* _AIM OF THE EXERCISE_: Copy, in full, each line of the material that holds the word "label".

(Stored data)
┌──

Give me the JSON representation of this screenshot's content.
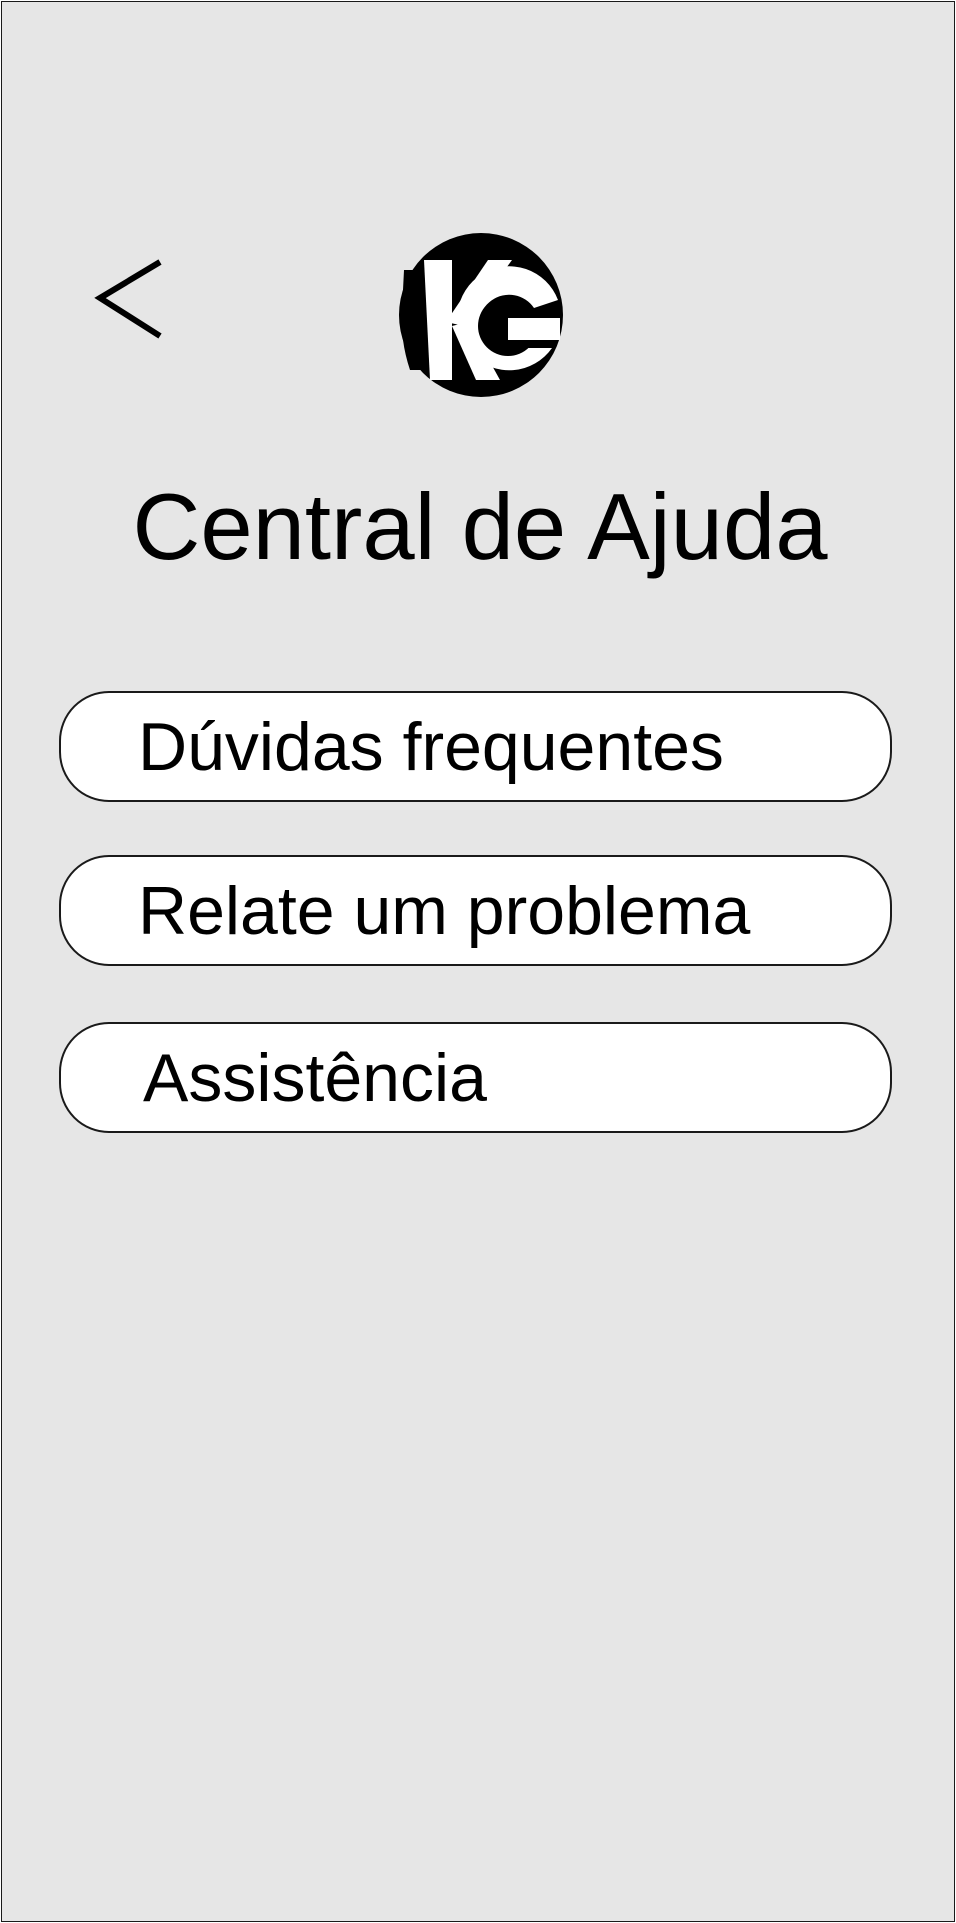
{
  "header": {
    "back_icon": "chevron-left-icon",
    "logo_text": "KG",
    "logo_color": "#000000"
  },
  "page": {
    "title": "Central de Ajuda"
  },
  "menu": {
    "items": [
      {
        "label": "Dúvidas frequentes"
      },
      {
        "label": "Relate um problema"
      },
      {
        "label": "Assistência"
      }
    ]
  },
  "colors": {
    "background": "#e6e6e6",
    "button_fill": "#ffffff",
    "border": "#1a1a1a",
    "text": "#000000"
  }
}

└──

* _OUTPUT_:
        "label": "Dúvidas frequentes"
        "label": "Relate um problema"
        "label": "Assistência"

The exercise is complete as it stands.